____ Extracted entries

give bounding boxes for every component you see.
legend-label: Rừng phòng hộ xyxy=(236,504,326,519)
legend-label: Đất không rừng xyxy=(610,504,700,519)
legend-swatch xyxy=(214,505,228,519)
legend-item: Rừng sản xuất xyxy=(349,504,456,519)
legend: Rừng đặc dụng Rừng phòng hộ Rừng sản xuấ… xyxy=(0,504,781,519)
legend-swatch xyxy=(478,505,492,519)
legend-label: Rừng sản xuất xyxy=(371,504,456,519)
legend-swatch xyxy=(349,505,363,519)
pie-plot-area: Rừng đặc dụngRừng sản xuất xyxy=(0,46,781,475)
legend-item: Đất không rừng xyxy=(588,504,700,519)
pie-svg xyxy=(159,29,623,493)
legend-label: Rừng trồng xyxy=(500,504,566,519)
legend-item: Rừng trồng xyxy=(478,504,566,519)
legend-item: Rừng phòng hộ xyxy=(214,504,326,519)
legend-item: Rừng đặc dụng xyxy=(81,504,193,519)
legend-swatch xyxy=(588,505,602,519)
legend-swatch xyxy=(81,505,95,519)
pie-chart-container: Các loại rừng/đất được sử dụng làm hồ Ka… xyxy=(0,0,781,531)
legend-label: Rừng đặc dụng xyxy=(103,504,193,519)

________
____ Extracted entries

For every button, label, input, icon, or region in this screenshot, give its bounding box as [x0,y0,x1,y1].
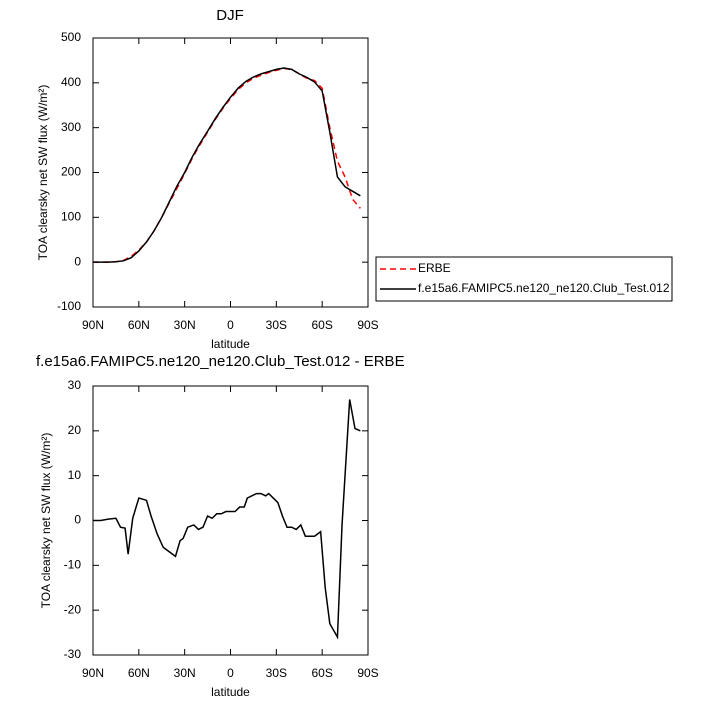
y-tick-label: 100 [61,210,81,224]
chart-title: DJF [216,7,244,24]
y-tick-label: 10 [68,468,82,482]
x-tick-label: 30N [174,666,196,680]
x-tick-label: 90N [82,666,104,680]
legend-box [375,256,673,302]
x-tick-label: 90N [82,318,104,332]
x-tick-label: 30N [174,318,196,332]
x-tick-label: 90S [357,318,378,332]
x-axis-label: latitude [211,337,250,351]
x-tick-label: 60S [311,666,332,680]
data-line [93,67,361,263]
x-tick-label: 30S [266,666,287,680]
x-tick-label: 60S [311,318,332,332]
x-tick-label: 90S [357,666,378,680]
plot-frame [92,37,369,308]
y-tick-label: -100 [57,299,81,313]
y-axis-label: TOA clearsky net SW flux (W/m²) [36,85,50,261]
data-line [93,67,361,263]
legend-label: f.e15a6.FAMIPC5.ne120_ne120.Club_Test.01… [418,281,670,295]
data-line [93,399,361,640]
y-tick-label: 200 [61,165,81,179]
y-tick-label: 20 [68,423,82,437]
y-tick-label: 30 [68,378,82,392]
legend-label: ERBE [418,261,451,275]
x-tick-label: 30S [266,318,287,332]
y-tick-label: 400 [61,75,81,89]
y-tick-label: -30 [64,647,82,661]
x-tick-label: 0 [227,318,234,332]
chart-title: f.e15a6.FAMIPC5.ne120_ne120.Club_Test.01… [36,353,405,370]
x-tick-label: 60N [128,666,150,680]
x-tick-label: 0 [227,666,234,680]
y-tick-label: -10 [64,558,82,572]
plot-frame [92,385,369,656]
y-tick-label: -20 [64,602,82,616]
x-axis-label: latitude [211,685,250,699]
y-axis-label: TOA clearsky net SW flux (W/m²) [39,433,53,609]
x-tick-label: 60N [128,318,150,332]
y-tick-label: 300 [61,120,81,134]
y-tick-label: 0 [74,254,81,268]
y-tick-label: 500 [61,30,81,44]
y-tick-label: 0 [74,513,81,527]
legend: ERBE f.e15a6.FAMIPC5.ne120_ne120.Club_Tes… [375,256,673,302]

________

Stated goal:
Return every line of the records above that contains the string "ERBE", treating uppercase and lowercase as different.

Expected answer:
legend-label: ERBE [418,261,451,275]
legend: ERBE f.e15a6.FAMIPC5.ne120_ne120.Club_Tes… [375,256,673,302]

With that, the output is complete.